*Your instructions*:
Skip the pictures. Reproduce all other material exactly.

*Data records*:
[BEGIN]

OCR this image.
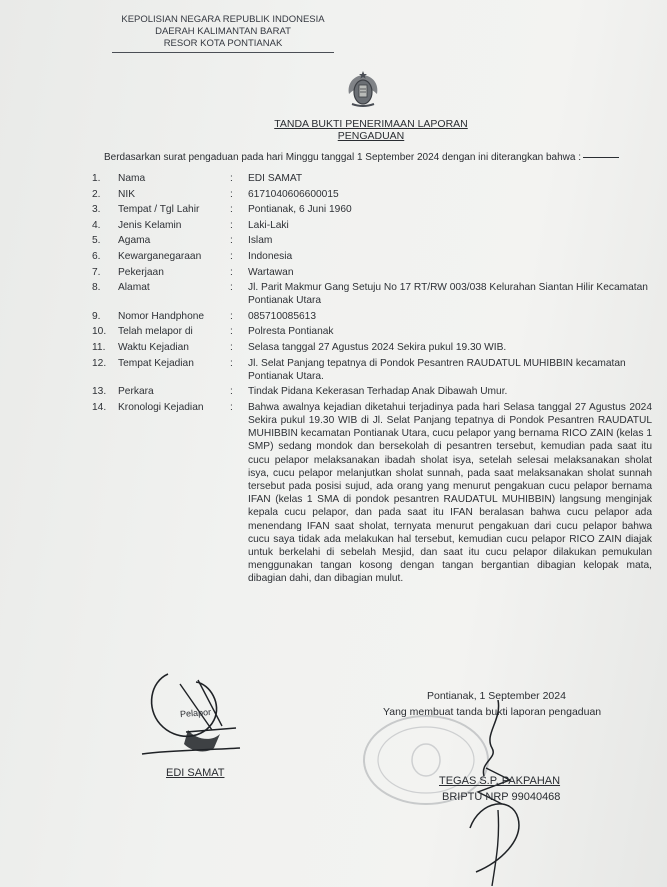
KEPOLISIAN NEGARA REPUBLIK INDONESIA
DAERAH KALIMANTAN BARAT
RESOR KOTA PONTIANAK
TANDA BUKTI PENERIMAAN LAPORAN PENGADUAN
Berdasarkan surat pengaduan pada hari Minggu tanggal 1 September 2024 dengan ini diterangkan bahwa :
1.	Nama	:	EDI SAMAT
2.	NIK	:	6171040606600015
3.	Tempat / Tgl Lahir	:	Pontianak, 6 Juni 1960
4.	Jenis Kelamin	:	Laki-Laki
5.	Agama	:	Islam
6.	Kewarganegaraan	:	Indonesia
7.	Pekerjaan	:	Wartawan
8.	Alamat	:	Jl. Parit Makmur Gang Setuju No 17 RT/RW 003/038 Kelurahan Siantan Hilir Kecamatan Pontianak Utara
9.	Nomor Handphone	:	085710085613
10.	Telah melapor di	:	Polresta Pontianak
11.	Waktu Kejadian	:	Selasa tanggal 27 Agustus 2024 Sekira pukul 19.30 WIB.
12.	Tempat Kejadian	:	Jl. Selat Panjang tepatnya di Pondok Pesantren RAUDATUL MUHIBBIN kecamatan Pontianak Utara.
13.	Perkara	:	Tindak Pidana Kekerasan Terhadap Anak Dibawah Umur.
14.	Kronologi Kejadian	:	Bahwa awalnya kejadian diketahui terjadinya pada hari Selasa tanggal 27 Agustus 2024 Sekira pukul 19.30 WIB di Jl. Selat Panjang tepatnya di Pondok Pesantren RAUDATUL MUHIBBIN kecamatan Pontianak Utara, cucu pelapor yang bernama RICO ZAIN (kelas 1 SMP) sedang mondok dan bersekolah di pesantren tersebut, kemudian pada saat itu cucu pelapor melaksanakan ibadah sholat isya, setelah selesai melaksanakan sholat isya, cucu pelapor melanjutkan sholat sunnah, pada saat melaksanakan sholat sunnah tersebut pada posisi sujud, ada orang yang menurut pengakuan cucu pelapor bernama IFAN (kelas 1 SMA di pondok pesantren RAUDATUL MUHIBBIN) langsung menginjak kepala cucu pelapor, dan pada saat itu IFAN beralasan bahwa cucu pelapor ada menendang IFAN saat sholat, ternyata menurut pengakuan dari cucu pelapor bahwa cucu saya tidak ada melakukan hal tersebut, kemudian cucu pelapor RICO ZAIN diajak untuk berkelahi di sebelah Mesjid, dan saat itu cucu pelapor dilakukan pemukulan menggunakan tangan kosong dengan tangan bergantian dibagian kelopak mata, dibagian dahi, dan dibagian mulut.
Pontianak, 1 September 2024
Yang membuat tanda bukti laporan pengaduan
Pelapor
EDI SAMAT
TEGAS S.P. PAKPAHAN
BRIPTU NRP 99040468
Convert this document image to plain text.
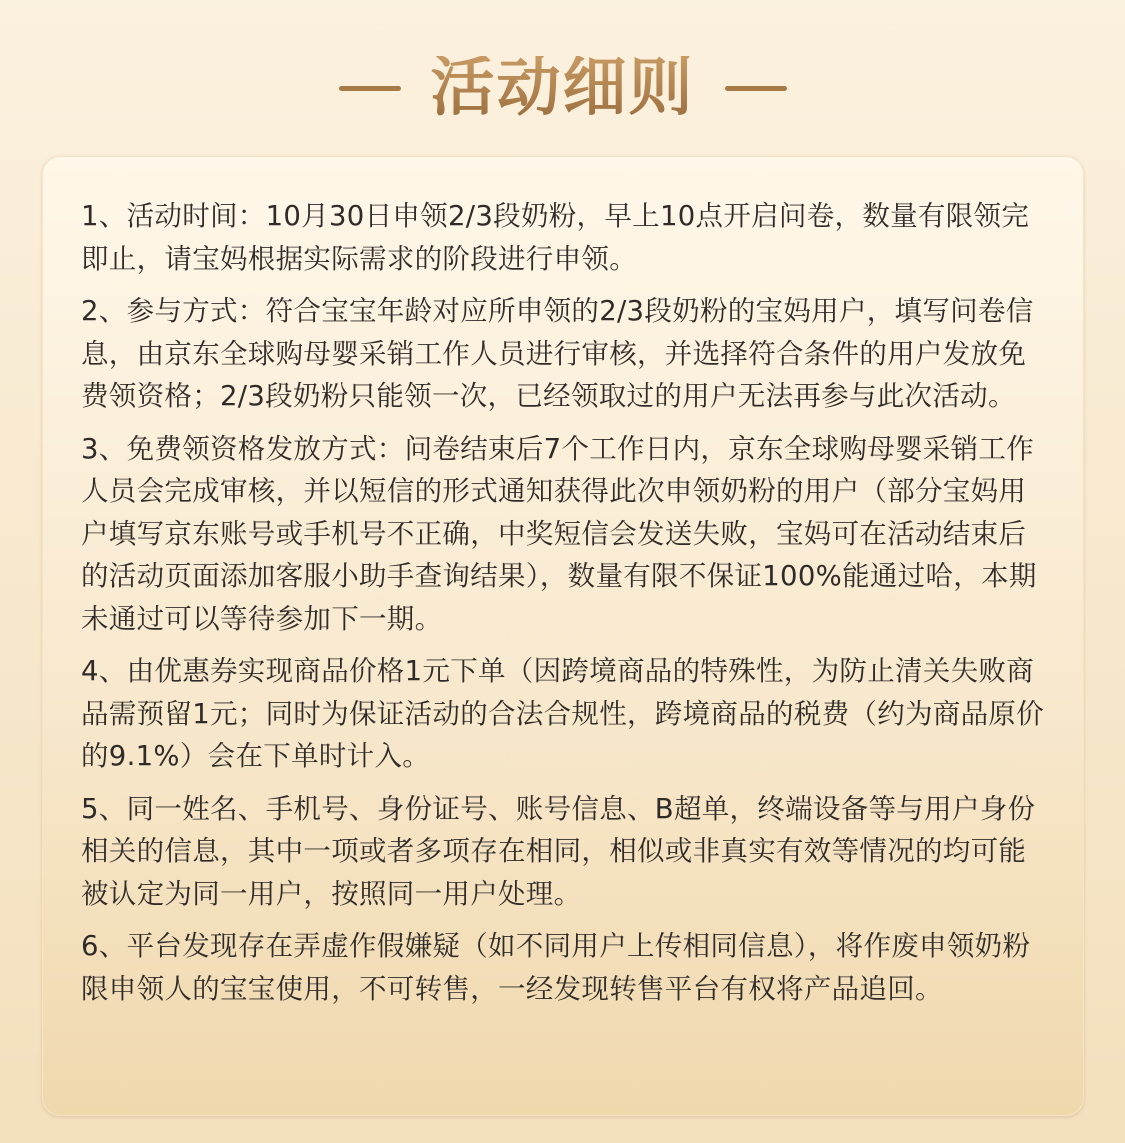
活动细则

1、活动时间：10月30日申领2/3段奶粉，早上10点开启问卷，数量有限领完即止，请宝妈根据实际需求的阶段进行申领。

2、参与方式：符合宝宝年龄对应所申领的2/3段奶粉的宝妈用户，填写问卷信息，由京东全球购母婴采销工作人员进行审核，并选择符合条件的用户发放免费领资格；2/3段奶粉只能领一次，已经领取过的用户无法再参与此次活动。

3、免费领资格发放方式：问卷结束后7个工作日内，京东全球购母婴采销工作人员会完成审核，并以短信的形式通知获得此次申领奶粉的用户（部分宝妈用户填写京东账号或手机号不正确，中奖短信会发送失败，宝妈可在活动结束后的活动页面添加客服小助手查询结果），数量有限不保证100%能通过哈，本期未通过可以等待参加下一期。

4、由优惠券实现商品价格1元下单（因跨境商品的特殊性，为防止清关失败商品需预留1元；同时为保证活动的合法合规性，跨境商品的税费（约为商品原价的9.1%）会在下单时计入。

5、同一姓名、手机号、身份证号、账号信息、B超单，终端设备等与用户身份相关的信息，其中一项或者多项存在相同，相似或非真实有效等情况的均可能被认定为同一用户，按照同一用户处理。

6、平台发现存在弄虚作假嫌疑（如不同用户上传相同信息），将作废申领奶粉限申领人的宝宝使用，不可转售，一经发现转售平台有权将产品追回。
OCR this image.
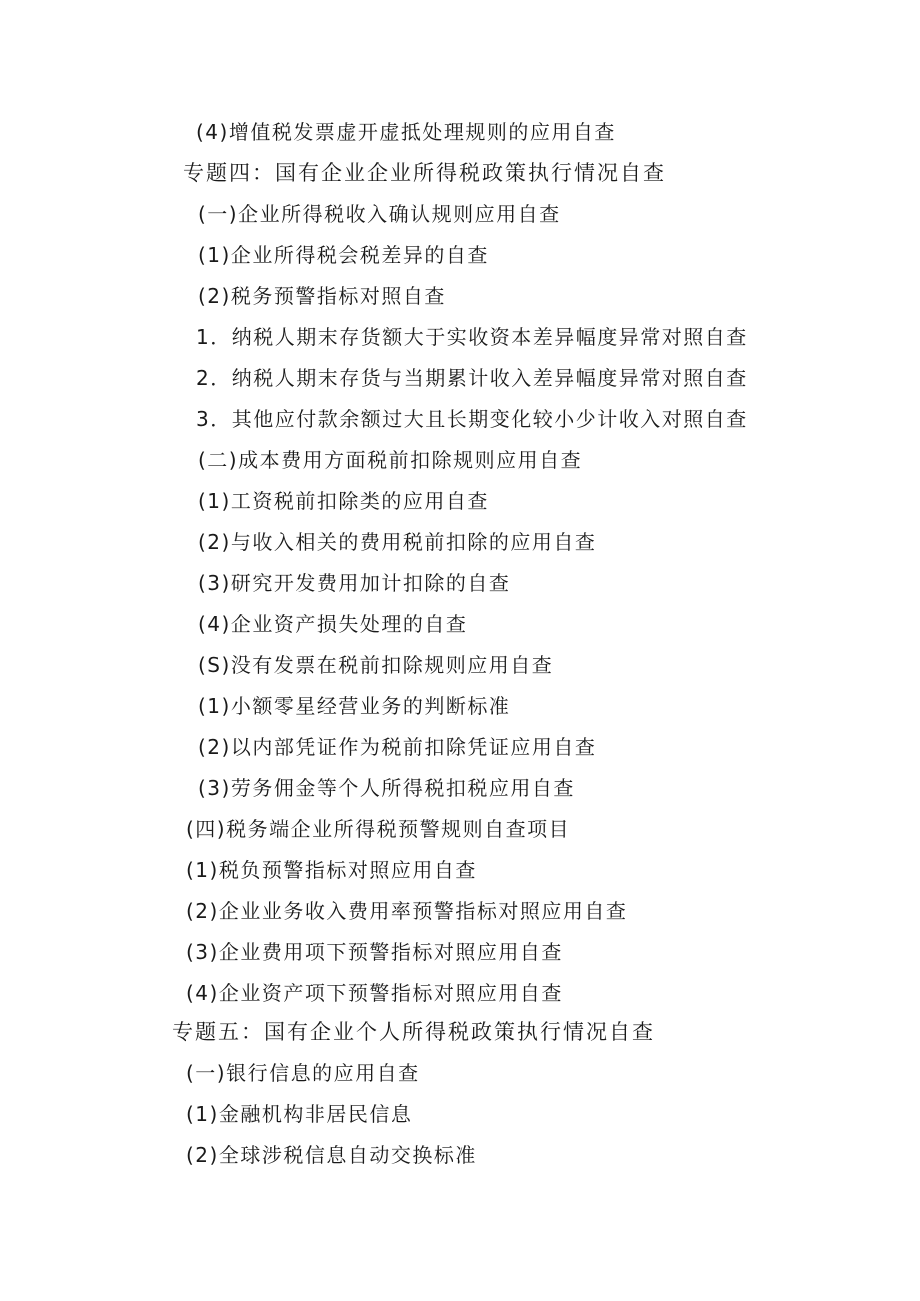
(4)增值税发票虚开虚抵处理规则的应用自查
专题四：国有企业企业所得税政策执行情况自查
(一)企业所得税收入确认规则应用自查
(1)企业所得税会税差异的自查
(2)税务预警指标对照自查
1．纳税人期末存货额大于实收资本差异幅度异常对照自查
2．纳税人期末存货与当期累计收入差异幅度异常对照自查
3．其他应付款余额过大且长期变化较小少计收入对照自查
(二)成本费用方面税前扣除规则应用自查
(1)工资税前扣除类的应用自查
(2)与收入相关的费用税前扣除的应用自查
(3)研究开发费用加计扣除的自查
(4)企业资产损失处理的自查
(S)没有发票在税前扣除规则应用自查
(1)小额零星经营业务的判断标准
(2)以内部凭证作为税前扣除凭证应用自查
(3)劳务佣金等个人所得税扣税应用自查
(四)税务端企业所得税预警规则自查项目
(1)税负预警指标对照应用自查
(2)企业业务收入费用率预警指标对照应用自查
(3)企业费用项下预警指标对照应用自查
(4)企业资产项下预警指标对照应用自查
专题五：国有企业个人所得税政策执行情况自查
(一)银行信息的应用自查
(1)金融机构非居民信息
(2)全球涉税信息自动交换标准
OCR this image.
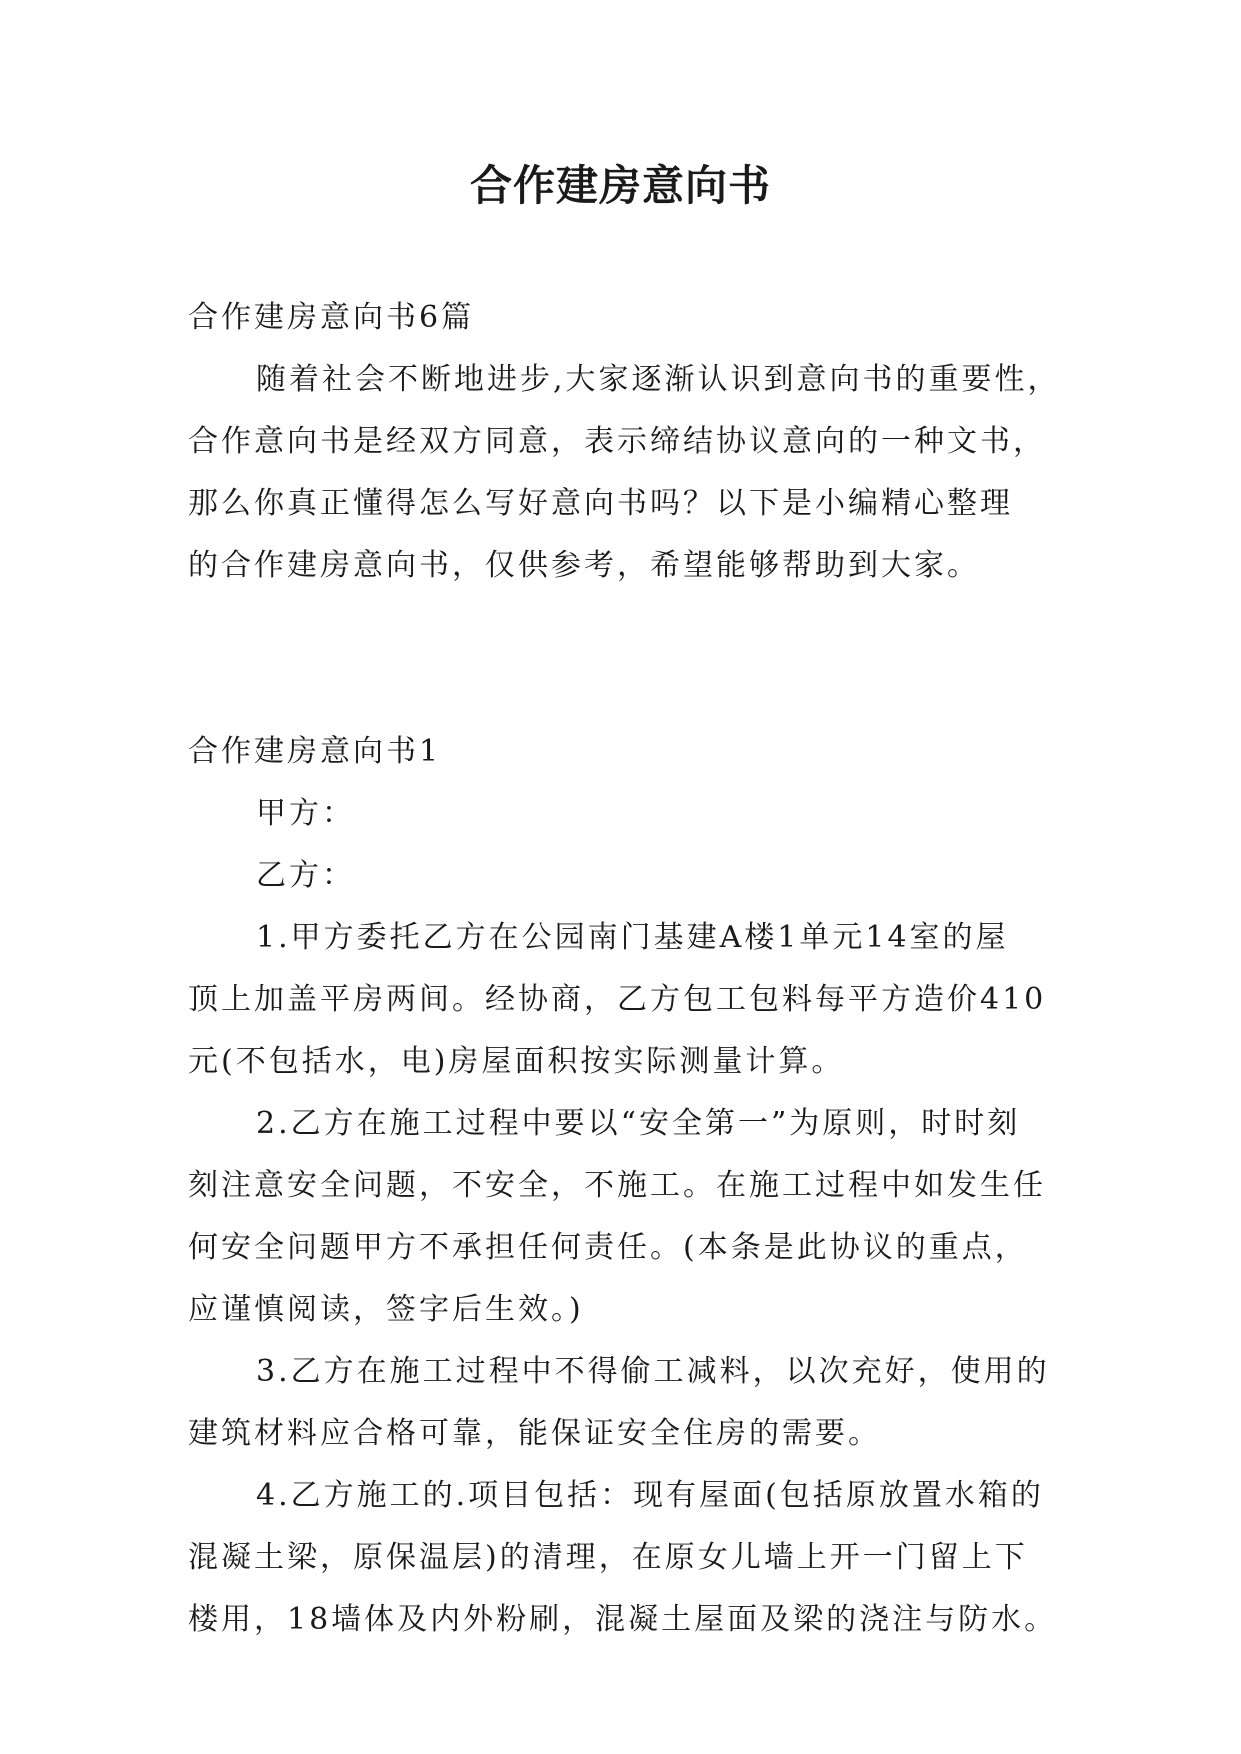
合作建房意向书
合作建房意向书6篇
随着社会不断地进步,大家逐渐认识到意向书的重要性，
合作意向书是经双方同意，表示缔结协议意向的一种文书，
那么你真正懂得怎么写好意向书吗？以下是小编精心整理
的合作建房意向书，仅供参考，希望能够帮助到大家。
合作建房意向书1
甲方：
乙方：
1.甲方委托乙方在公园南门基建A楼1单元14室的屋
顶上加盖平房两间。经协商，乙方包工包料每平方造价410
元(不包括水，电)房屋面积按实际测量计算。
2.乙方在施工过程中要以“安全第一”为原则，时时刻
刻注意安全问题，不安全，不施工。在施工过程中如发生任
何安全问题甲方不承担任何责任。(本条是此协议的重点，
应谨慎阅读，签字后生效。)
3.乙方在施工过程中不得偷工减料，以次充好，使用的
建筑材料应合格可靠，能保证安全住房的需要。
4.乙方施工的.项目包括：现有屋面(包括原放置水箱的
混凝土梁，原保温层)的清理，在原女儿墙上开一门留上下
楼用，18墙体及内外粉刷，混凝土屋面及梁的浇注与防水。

[END]

*Worked solution*:
OCR this image.
KEPOLISIAN NEGARA REPUBLIK INDONESIA
DAERAH KALIMANTAN BARAT
RESOR KOTA PONTIANAK
TANDA BUKTI PENERIMAAN LAPORAN PENGADUAN
Berdasarkan surat pengaduan pada hari Minggu tanggal 1 September 2024 dengan ini diterangkan bahwa :
1.	Nama	:	EDI SAMAT
2.	NIK	:	6171040606600015
3.	Tempat / Tgl Lahir	:	Pontianak, 6 Juni 1960
4.	Jenis Kelamin	:	Laki-Laki
5.	Agama	:	Islam
6.	Kewarganegaraan	:	Indonesia
7.	Pekerjaan	:	Wartawan
8.	Alamat	:	Jl. Parit Makmur Gang Setuju No 17 RT/RW 003/038 Kelurahan Siantan Hilir Kecamatan Pontianak Utara
9.	Nomor Handphone	:	085710085613
10.	Telah melapor di	:	Polresta Pontianak
11.	Waktu Kejadian	:	Selasa tanggal 27 Agustus 2024 Sekira pukul 19.30 WIB.
12.	Tempat Kejadian	:	Jl. Selat Panjang tepatnya di Pondok Pesantren RAUDATUL MUHIBBIN kecamatan Pontianak Utara.
13.	Perkara	:	Tindak Pidana Kekerasan Terhadap Anak Dibawah Umur.
14.	Kronologi Kejadian	:	Bahwa awalnya kejadian diketahui terjadinya pada hari Selasa tanggal 27 Agustus 2024 Sekira pukul 19.30 WIB di Jl. Selat Panjang tepatnya di Pondok Pesantren RAUDATUL MUHIBBIN kecamatan Pontianak Utara, cucu pelapor yang bernama RICO ZAIN (kelas 1 SMP) sedang mondok dan bersekolah di pesantren tersebut, kemudian pada saat itu cucu pelapor melaksanakan ibadah sholat isya, setelah selesai melaksanakan sholat isya, cucu pelapor melanjutkan sholat sunnah, pada saat melaksanakan sholat sunnah tersebut pada posisi sujud, ada orang yang menurut pengakuan cucu pelapor bernama IFAN (kelas 1 SMA di pondok pesantren RAUDATUL MUHIBBIN) langsung menginjak kepala cucu pelapor, dan pada saat itu IFAN beralasan bahwa cucu pelapor ada menendang IFAN saat sholat, ternyata menurut pengakuan dari cucu pelapor bahwa cucu saya tidak ada melakukan hal tersebut, kemudian cucu pelapor RICO ZAIN diajak untuk berkelahi di sebelah Mesjid, dan saat itu cucu pelapor dilakukan pemukulan menggunakan tangan kosong dengan tangan bergantian dibagian kelopak mata, dibagian dahi, dan dibagian mulut.
Pontianak, 1 September 2024
Yang membuat tanda bukti laporan pengaduan
Pelapor
EDI SAMAT
TEGAS S.P. PAKPAHAN
BRIPTU NRP 99040468
Convert this document image to plain text.
活动细则

1、活动时间：10月30日申领2/3段奶粉，早上10点开启问卷，数量有限领完即止，请宝妈根据实际需求的阶段进行申领。

2、参与方式：符合宝宝年龄对应所申领的2/3段奶粉的宝妈用户，填写问卷信息，由京东全球购母婴采销工作人员进行审核，并选择符合条件的用户发放免费领资格；2/3段奶粉只能领一次，已经领取过的用户无法再参与此次活动。

3、免费领资格发放方式：问卷结束后7个工作日内，京东全球购母婴采销工作人员会完成审核，并以短信的形式通知获得此次申领奶粉的用户（部分宝妈用户填写京东账号或手机号不正确，中奖短信会发送失败，宝妈可在活动结束后的活动页面添加客服小助手查询结果），数量有限不保证100%能通过哈，本期未通过可以等待参加下一期。

4、由优惠券实现商品价格1元下单（因跨境商品的特殊性，为防止清关失败商品需预留1元；同时为保证活动的合法合规性，跨境商品的税费（约为商品原价的9.1%）会在下单时计入。

5、同一姓名、手机号、身份证号、账号信息、B超单，终端设备等与用户身份相关的信息，其中一项或者多项存在相同，相似或非真实有效等情况的均可能被认定为同一用户，按照同一用户处理。

6、平台发现存在弄虚作假嫌疑（如不同用户上传相同信息），将作废申领奶粉限申领人的宝宝使用，不可转售，一经发现转售平台有权将产品追回。
OCR this image.
(4)增值税发票虚开虚抵处理规则的应用自查
专题四：国有企业企业所得税政策执行情况自查
(一)企业所得税收入确认规则应用自查
(1)企业所得税会税差异的自查
(2)税务预警指标对照自查
1．纳税人期末存货额大于实收资本差异幅度异常对照自查
2．纳税人期末存货与当期累计收入差异幅度异常对照自查
3．其他应付款余额过大且长期变化较小少计收入对照自查
(二)成本费用方面税前扣除规则应用自查
(1)工资税前扣除类的应用自查
(2)与收入相关的费用税前扣除的应用自查
(3)研究开发费用加计扣除的自查
(4)企业资产损失处理的自查
(S)没有发票在税前扣除规则应用自查
(1)小额零星经营业务的判断标准
(2)以内部凭证作为税前扣除凭证应用自查
(3)劳务佣金等个人所得税扣税应用自查
(四)税务端企业所得税预警规则自查项目
(1)税负预警指标对照应用自查
(2)企业业务收入费用率预警指标对照应用自查
(3)企业费用项下预警指标对照应用自查
(4)企业资产项下预警指标对照应用自查
专题五：国有企业个人所得税政策执行情况自查
(一)银行信息的应用自查
(1)金融机构非居民信息
(2)全球涉税信息自动交换标准
OCR this image.
合作建房意向书
合作建房意向书6篇
随着社会不断地进步,大家逐渐认识到意向书的重要性，
合作意向书是经双方同意，表示缔结协议意向的一种文书，
那么你真正懂得怎么写好意向书吗？以下是小编精心整理
的合作建房意向书，仅供参考，希望能够帮助到大家。
合作建房意向书1
甲方：
乙方：
1.甲方委托乙方在公园南门基建A楼1单元14室的屋
顶上加盖平房两间。经协商，乙方包工包料每平方造价410
元(不包括水，电)房屋面积按实际测量计算。
2.乙方在施工过程中要以“安全第一”为原则，时时刻
刻注意安全问题，不安全，不施工。在施工过程中如发生任
何安全问题甲方不承担任何责任。(本条是此协议的重点，
应谨慎阅读，签字后生效。)
3.乙方在施工过程中不得偷工减料，以次充好，使用的
建筑材料应合格可靠，能保证安全住房的需要。
4.乙方施工的.项目包括：现有屋面(包括原放置水箱的
混凝土梁，原保温层)的清理，在原女儿墙上开一门留上下
楼用，18墙体及内外粉刷，混凝土屋面及梁的浇注与防水。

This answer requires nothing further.